==== Material shown

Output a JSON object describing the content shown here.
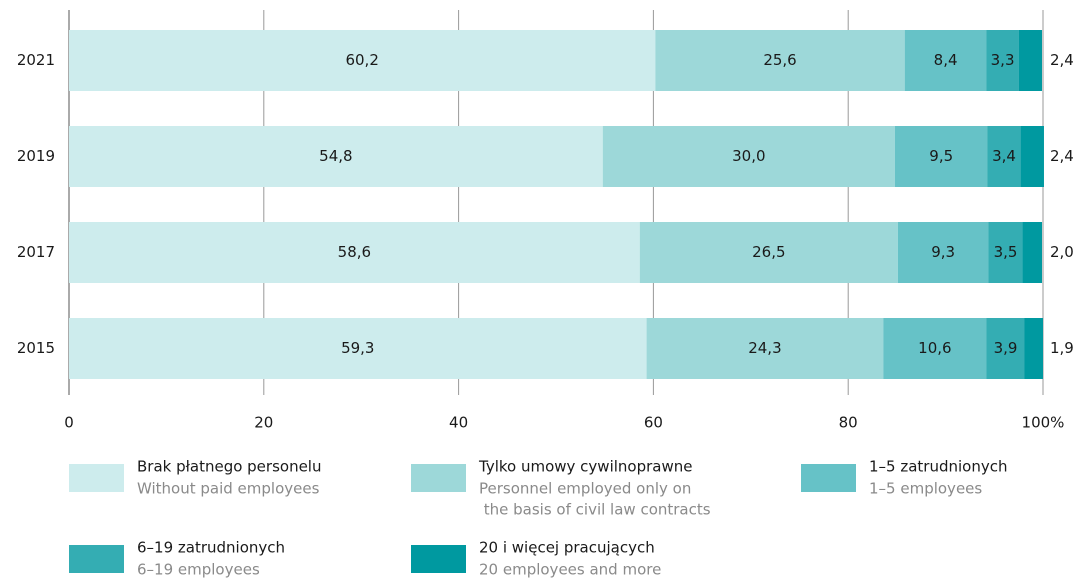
{
  "chart_data": {
    "type": "stacked_barh",
    "categories": [
      "2021",
      "2019",
      "2017",
      "2015"
    ],
    "series": [
      {
        "name": "Brak płatnego personelu",
        "name_en": [
          "Without paid employees"
        ],
        "color": "#cdeced",
        "label_color": "#1a1a1a",
        "values": [
          60.2,
          54.8,
          58.6,
          59.3
        ],
        "value_labels": [
          "60,2",
          "54,8",
          "58,6",
          "59,3"
        ]
      },
      {
        "name": "Tylko umowy cywilnoprawne",
        "name_en": [
          "Personnel employed only on",
          " the basis of civil law contracts"
        ],
        "color": "#9dd8d9",
        "label_color": "#1a1a1a",
        "values": [
          25.6,
          30.0,
          26.5,
          24.3
        ],
        "value_labels": [
          "25,6",
          "30,0",
          "26,5",
          "24,3"
        ]
      },
      {
        "name": "1–5 zatrudnionych",
        "name_en": [
          "1–5 employees"
        ],
        "color": "#66c2c7",
        "label_color": "#1a1a1a",
        "values": [
          8.4,
          9.5,
          9.3,
          10.6
        ],
        "value_labels": [
          "8,4",
          "9,5",
          "9,3",
          "10,6"
        ]
      },
      {
        "name": "6–19 zatrudnionych",
        "name_en": [
          "6–19 employees"
        ],
        "color": "#34adb3",
        "label_color": "#ffffff",
        "values": [
          3.3,
          3.4,
          3.5,
          3.9
        ],
        "value_labels": [
          "3,3",
          "3,4",
          "3,5",
          "3,9"
        ]
      },
      {
        "name": "20 i więcej pracujących",
        "name_en": [
          "20 employees and more"
        ],
        "color": "#0099a0",
        "label_color": "#1a1a1a",
        "label_position": "outside",
        "values": [
          2.4,
          2.4,
          2.0,
          1.9
        ],
        "value_labels": [
          "2,4",
          "2,4",
          "2,0",
          "1,9"
        ]
      }
    ],
    "xlim": [
      0,
      100
    ],
    "xticks": [
      0,
      20,
      40,
      60,
      80,
      {
        "value": 100,
        "label": "100%"
      }
    ],
    "grid": true
  }
}
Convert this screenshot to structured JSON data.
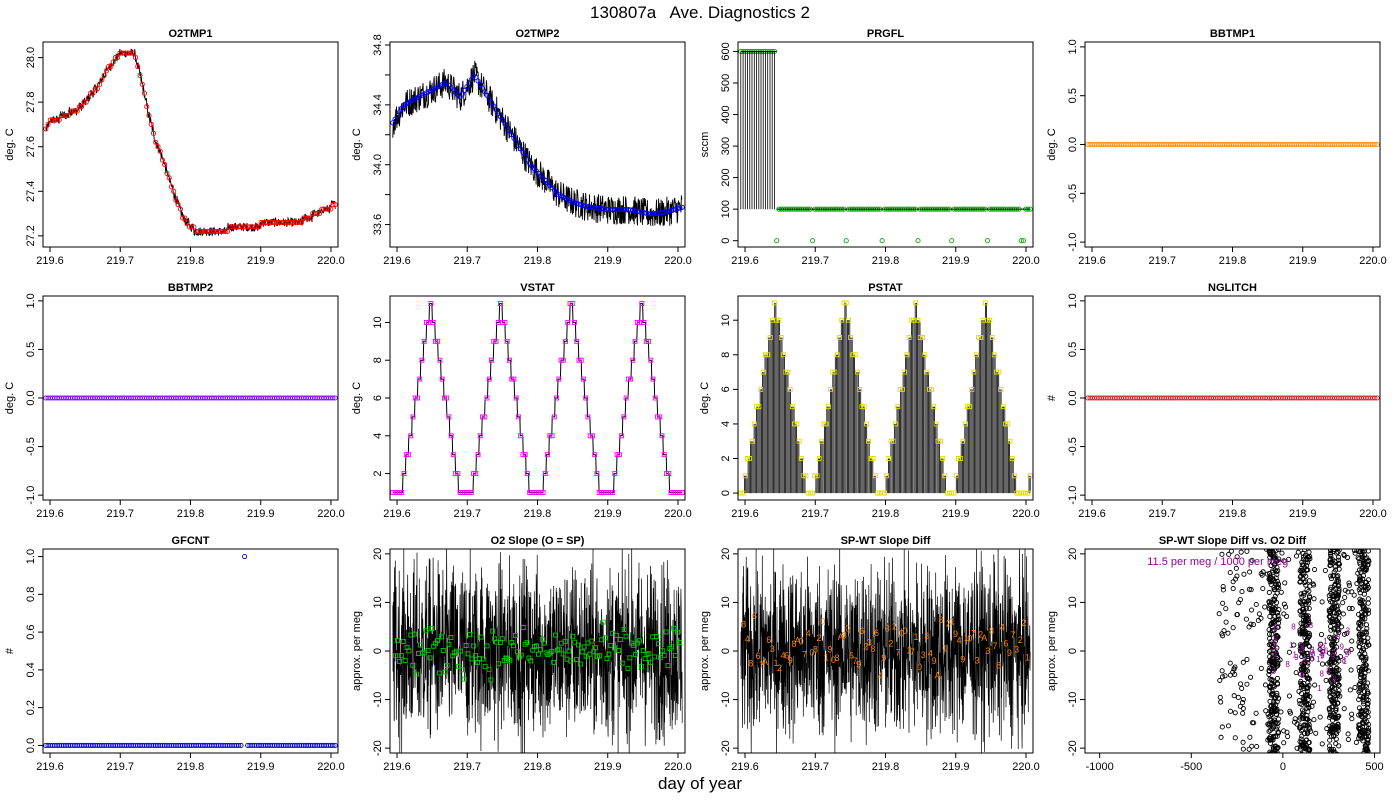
{
  "page": {
    "title": "130807a   Ave. Diagnostics 2",
    "xlabel": "day of year"
  },
  "chart_data": [
    {
      "id": "o2tmp1",
      "type": "line",
      "title": "O2TMP1",
      "ylabel": "deg. C",
      "xlim": [
        219.59,
        220.01
      ],
      "ylim": [
        27.15,
        28.07
      ],
      "xticks": [
        219.6,
        219.7,
        219.8,
        219.9,
        220.0
      ],
      "xtick_labels": [
        "219.6",
        "219.7",
        "219.8",
        "219.9",
        "220.0"
      ],
      "yticks": [
        27.2,
        27.4,
        27.6,
        27.8,
        28.0
      ],
      "ytick_labels": [
        "27.2",
        "27.4",
        "27.6",
        "27.8",
        "28.0"
      ],
      "style": "noisy-steps",
      "noise": 0.02,
      "marker": "circle",
      "marker_color": "#ff0000",
      "line_color": "#000000",
      "x": [
        219.59,
        219.6,
        219.62,
        219.64,
        219.65,
        219.66,
        219.67,
        219.68,
        219.69,
        219.7,
        219.71,
        219.72,
        219.73,
        219.74,
        219.75,
        219.76,
        219.77,
        219.78,
        219.79,
        219.8,
        219.81,
        219.84,
        219.86,
        219.9,
        219.94,
        219.96,
        219.98,
        220.0,
        220.01
      ],
      "y": [
        27.65,
        27.71,
        27.74,
        27.77,
        27.8,
        27.84,
        27.88,
        27.94,
        27.98,
        28.02,
        28.03,
        28.02,
        27.9,
        27.75,
        27.63,
        27.55,
        27.45,
        27.36,
        27.28,
        27.24,
        27.22,
        27.21,
        27.24,
        27.25,
        27.25,
        27.27,
        27.3,
        27.33,
        27.34
      ]
    },
    {
      "id": "o2tmp2",
      "type": "line",
      "title": "O2TMP2",
      "ylabel": "deg. C",
      "xlim": [
        219.59,
        220.01
      ],
      "ylim": [
        33.45,
        34.82
      ],
      "xticks": [
        219.6,
        219.7,
        219.8,
        219.9,
        220.0
      ],
      "xtick_labels": [
        "219.6",
        "219.7",
        "219.8",
        "219.9",
        "220.0"
      ],
      "yticks": [
        33.6,
        33.8,
        34.0,
        34.2,
        34.4,
        34.6,
        34.8
      ],
      "ytick_labels": [
        "33.6",
        "",
        "34.0",
        "",
        "34.4",
        "",
        "34.8"
      ],
      "style": "noisy",
      "noise": 0.1,
      "marker": "circle",
      "marker_color": "#0000ff",
      "line_color": "#000000",
      "x": [
        219.59,
        219.61,
        219.63,
        219.65,
        219.67,
        219.69,
        219.71,
        219.73,
        219.75,
        219.77,
        219.79,
        219.81,
        219.83,
        219.85,
        219.87,
        219.9,
        219.93,
        219.96,
        219.98,
        220.01
      ],
      "y": [
        34.25,
        34.4,
        34.45,
        34.5,
        34.55,
        34.45,
        34.6,
        34.45,
        34.3,
        34.15,
        34.0,
        33.9,
        33.8,
        33.75,
        33.72,
        33.7,
        33.7,
        33.67,
        33.68,
        33.72
      ]
    },
    {
      "id": "prgfl",
      "type": "line",
      "title": "PRGFL",
      "ylabel": "sccm",
      "xlim": [
        219.59,
        220.01
      ],
      "ylim": [
        -20,
        630
      ],
      "xticks": [
        219.6,
        219.7,
        219.8,
        219.9,
        220.0
      ],
      "xtick_labels": [
        "219.6",
        "219.7",
        "219.8",
        "219.9",
        "220.0"
      ],
      "yticks": [
        0,
        100,
        200,
        300,
        400,
        500,
        600
      ],
      "ytick_labels": [
        "0",
        "100",
        "200",
        "300",
        "400",
        "500",
        "600"
      ],
      "style": "purge",
      "marker": "circle",
      "marker_color": "#00aa00",
      "line_color": "#000000",
      "high_until": 219.645,
      "high_value": 600,
      "low_value": 100,
      "drops": [
        219.645,
        219.695,
        219.745,
        219.795,
        219.845,
        219.895,
        219.945,
        219.995
      ]
    },
    {
      "id": "bbtmp1",
      "type": "scatter",
      "title": "BBTMP1",
      "ylabel": "deg. C",
      "xlim": [
        219.59,
        220.01
      ],
      "ylim": [
        -1.05,
        1.05
      ],
      "xticks": [
        219.6,
        219.7,
        219.8,
        219.9,
        220.0
      ],
      "xtick_labels": [
        "219.6",
        "219.7",
        "219.8",
        "219.9",
        "220.0"
      ],
      "yticks": [
        -1.0,
        -0.5,
        0.0,
        0.5,
        1.0
      ],
      "ytick_labels": [
        "-1.0",
        "-0.5",
        "0.0",
        "0.5",
        "1.0"
      ],
      "style": "constant",
      "value": 0.0,
      "marker": "circle",
      "marker_color": "#ff8c00"
    },
    {
      "id": "bbtmp2",
      "type": "scatter",
      "title": "BBTMP2",
      "ylabel": "deg. C",
      "xlim": [
        219.59,
        220.01
      ],
      "ylim": [
        -1.05,
        1.05
      ],
      "xticks": [
        219.6,
        219.7,
        219.8,
        219.9,
        220.0
      ],
      "xtick_labels": [
        "219.6",
        "219.7",
        "219.8",
        "219.9",
        "220.0"
      ],
      "yticks": [
        -1.0,
        -0.5,
        0.0,
        0.5,
        1.0
      ],
      "ytick_labels": [
        "-1.0",
        "-0.5",
        "0.0",
        "0.5",
        "1.0"
      ],
      "style": "constant",
      "value": 0.0,
      "marker": "circle",
      "marker_color": "#8000ff"
    },
    {
      "id": "vstat",
      "type": "line",
      "title": "VSTAT",
      "ylabel": "deg. C",
      "xlim": [
        219.59,
        220.01
      ],
      "ylim": [
        0.6,
        11.4
      ],
      "xticks": [
        219.6,
        219.7,
        219.8,
        219.9,
        220.0
      ],
      "xtick_labels": [
        "219.6",
        "219.7",
        "219.8",
        "219.9",
        "220.0"
      ],
      "yticks": [
        2,
        4,
        6,
        8,
        10
      ],
      "ytick_labels": [
        "2",
        "4",
        "6",
        "8",
        "10"
      ],
      "style": "valve-steps",
      "marker": "square",
      "marker_color": "#ff00ff",
      "line_color": "#000000",
      "cycle_starts": [
        219.6,
        219.7,
        219.8,
        219.9,
        220.005
      ],
      "cycle_peak": 11
    },
    {
      "id": "pstat",
      "type": "line",
      "title": "PSTAT",
      "ylabel": "deg. C",
      "xlim": [
        219.59,
        220.01
      ],
      "ylim": [
        -0.4,
        11.4
      ],
      "xticks": [
        219.6,
        219.7,
        219.8,
        219.9,
        220.0
      ],
      "xtick_labels": [
        "219.6",
        "219.7",
        "219.8",
        "219.9",
        "220.0"
      ],
      "yticks": [
        0,
        2,
        4,
        6,
        8,
        10
      ],
      "ytick_labels": [
        "0",
        "2",
        "4",
        "6",
        "8",
        "10"
      ],
      "style": "pump-spikes",
      "marker": "square",
      "marker_color": "#dddd00",
      "line_color": "#000000",
      "cycle_starts": [
        219.595,
        219.695,
        219.795,
        219.895,
        220.0
      ],
      "cycle_peak": 11
    },
    {
      "id": "nglitch",
      "type": "scatter",
      "title": "NGLITCH",
      "ylabel": "#",
      "xlim": [
        219.59,
        220.01
      ],
      "ylim": [
        -1.05,
        1.05
      ],
      "xticks": [
        219.6,
        219.7,
        219.8,
        219.9,
        220.0
      ],
      "xtick_labels": [
        "219.6",
        "219.7",
        "219.8",
        "219.9",
        "220.0"
      ],
      "yticks": [
        -1.0,
        -0.5,
        0.0,
        0.5,
        1.0
      ],
      "ytick_labels": [
        "-1.0",
        "-0.5",
        "0.0",
        "0.5",
        "1.0"
      ],
      "style": "constant",
      "value": 0.0,
      "marker": "circle",
      "marker_color": "#cc2222"
    },
    {
      "id": "gfcnt",
      "type": "scatter",
      "title": "GFCNT",
      "ylabel": "#",
      "xlim": [
        219.59,
        220.01
      ],
      "ylim": [
        -0.04,
        1.04
      ],
      "xticks": [
        219.6,
        219.7,
        219.8,
        219.9,
        220.0
      ],
      "xtick_labels": [
        "219.6",
        "219.7",
        "219.8",
        "219.9",
        "220.0"
      ],
      "yticks": [
        0.0,
        0.2,
        0.4,
        0.6,
        0.8,
        1.0
      ],
      "ytick_labels": [
        "0.0",
        "0.2",
        "0.4",
        "0.6",
        "0.8",
        "1.0"
      ],
      "style": "constant",
      "value": 0.0,
      "marker": "circle",
      "marker_color": "#0000cc",
      "outlier": {
        "x": 219.877,
        "y": 1.0
      }
    },
    {
      "id": "o2slope",
      "type": "scatter",
      "title": "O2 Slope (O = SP)",
      "ylabel": "approx. per meg",
      "xlim": [
        219.59,
        220.01
      ],
      "ylim": [
        -21,
        21
      ],
      "xticks": [
        219.6,
        219.7,
        219.8,
        219.9,
        220.0
      ],
      "xtick_labels": [
        "219.6",
        "219.7",
        "219.8",
        "219.9",
        "220.0"
      ],
      "yticks": [
        -20,
        -10,
        0,
        10,
        20
      ],
      "ytick_labels": [
        "-20",
        "-10",
        "0",
        "10",
        "20"
      ],
      "style": "dense-noise",
      "marker": "square",
      "marker_color": "#00cc00",
      "points_mean": 0,
      "points_spread": 3.5,
      "points_count": 150
    },
    {
      "id": "spwt",
      "type": "scatter",
      "title": "SP-WT Slope Diff",
      "ylabel": "approx. per meg",
      "xlim": [
        219.59,
        220.01
      ],
      "ylim": [
        -21,
        21
      ],
      "xticks": [
        219.6,
        219.7,
        219.8,
        219.9,
        220.0
      ],
      "xtick_labels": [
        "219.6",
        "219.7",
        "219.8",
        "219.9",
        "220.0"
      ],
      "yticks": [
        -20,
        -10,
        0,
        10,
        20
      ],
      "ytick_labels": [
        "-20",
        "-10",
        "0",
        "10",
        "20"
      ],
      "style": "dense-labels",
      "label_color": "#ff8000",
      "label_set": [
        "1",
        "2",
        "3",
        "4",
        "6",
        "7",
        "8",
        "9",
        "0",
        "A"
      ],
      "points_count": 80,
      "points_mean": 1,
      "points_spread": 4
    },
    {
      "id": "spwt-vs-o2",
      "type": "scatter",
      "title": "SP-WT Slope Diff vs. O2 Diff",
      "ylabel": "approx. per meg",
      "xlim": [
        -1080,
        530
      ],
      "ylim": [
        -21,
        21
      ],
      "xticks": [
        -1000,
        -500,
        0,
        500
      ],
      "xtick_labels": [
        "-1000",
        "-500",
        "0",
        "500"
      ],
      "yticks": [
        -20,
        -10,
        0,
        10,
        20
      ],
      "ytick_labels": [
        "-20",
        "-10",
        "0",
        "10",
        "20"
      ],
      "style": "clusters",
      "marker": "circle",
      "marker_color": "#000000",
      "cluster_centers": [
        -50,
        120,
        280,
        440
      ],
      "cluster_width": 55,
      "annotation": "11.5 per meg / 1000 per meg",
      "annotation_color": "#990099"
    }
  ]
}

========

### Challenge
Copy every line of the listing where the word "style" appears.

### Expected answer
      "style": "noisy-steps",
      "style": "noisy",
      "style": "purge",
      "style": "constant",
      "style": "constant",
      "style": "valve-steps",
      "style": "pump-spikes",
      "style": "constant",
      "style": "constant",
      "style": "dense-noise",
      "style": "dense-labels",
      "style": "clusters",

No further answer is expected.